Give only the number of lines in the data that contain the word "structured".
━━━━━━━━
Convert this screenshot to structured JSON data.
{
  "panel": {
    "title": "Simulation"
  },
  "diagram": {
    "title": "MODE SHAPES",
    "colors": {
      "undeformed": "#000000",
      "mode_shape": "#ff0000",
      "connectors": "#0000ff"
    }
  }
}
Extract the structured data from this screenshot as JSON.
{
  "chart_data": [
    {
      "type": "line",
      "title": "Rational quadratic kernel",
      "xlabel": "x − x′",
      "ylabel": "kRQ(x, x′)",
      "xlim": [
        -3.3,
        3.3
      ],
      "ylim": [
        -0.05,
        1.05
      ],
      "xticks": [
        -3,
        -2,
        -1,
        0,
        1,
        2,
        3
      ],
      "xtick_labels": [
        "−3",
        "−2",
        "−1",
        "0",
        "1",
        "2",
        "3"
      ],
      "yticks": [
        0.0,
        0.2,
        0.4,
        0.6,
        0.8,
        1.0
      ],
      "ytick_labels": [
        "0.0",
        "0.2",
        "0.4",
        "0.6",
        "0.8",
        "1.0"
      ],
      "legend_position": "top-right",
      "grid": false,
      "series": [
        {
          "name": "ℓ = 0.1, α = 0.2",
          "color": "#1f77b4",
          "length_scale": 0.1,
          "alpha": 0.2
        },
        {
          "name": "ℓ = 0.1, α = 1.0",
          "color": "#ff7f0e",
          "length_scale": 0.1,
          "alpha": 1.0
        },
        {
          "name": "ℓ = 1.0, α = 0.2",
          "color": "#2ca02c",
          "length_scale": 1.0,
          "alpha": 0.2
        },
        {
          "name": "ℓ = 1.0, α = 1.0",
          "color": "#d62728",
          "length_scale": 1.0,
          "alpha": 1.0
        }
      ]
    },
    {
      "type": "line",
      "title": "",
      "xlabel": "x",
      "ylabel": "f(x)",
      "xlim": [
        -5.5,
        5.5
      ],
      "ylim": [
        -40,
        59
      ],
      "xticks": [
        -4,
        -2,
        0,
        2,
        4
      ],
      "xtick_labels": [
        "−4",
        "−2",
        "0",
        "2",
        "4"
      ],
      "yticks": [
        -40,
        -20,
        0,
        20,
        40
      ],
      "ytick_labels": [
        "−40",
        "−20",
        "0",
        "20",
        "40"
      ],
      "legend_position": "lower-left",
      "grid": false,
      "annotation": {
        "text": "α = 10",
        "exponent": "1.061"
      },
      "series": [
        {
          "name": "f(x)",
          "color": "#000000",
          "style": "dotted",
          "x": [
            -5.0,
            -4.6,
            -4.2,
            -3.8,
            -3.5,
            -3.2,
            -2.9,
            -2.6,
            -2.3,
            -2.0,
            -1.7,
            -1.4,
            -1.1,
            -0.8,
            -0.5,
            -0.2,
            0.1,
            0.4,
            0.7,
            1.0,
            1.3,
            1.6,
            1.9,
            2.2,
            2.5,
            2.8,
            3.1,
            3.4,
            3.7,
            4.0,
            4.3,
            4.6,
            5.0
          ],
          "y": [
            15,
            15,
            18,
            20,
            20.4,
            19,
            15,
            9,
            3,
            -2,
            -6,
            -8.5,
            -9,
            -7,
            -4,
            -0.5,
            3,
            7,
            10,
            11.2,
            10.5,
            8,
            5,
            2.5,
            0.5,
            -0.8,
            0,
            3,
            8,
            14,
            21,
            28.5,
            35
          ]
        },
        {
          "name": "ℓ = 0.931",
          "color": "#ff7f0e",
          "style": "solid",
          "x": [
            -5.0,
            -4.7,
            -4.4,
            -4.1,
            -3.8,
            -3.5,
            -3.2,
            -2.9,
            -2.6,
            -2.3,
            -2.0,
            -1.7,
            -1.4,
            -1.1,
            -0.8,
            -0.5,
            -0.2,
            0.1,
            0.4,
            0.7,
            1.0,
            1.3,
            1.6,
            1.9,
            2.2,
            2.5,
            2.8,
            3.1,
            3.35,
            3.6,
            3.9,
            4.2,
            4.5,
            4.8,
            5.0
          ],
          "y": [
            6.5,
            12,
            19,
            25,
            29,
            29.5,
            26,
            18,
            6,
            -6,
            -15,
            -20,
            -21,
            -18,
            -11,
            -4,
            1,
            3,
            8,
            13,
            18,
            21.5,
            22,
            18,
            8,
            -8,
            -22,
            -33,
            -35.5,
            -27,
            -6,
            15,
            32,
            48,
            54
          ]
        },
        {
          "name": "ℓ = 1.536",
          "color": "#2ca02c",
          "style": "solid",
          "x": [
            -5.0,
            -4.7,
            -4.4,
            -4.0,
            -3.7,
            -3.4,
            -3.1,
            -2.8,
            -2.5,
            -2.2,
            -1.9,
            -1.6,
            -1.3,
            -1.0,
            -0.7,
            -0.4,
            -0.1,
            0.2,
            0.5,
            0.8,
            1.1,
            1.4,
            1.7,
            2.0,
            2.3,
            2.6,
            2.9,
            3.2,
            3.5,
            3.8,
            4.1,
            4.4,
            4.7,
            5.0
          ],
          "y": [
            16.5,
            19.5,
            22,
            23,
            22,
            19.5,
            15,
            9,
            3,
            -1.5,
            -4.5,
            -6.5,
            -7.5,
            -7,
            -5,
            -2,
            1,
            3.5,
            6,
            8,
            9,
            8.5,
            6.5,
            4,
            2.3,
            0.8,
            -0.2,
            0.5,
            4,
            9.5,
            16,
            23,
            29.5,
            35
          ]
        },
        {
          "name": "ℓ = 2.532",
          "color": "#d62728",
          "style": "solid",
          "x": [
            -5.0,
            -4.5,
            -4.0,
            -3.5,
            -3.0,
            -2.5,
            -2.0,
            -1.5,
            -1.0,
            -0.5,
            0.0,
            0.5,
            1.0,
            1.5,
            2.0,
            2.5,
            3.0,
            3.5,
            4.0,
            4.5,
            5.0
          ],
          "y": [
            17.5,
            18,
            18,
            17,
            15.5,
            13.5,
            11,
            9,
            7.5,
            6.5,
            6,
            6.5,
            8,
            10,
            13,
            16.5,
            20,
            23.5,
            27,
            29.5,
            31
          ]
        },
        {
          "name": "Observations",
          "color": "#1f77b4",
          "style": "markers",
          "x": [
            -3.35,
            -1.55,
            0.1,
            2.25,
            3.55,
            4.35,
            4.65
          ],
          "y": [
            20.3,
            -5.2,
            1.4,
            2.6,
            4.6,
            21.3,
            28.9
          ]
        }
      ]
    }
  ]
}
━━━━━━━━
Answer: 2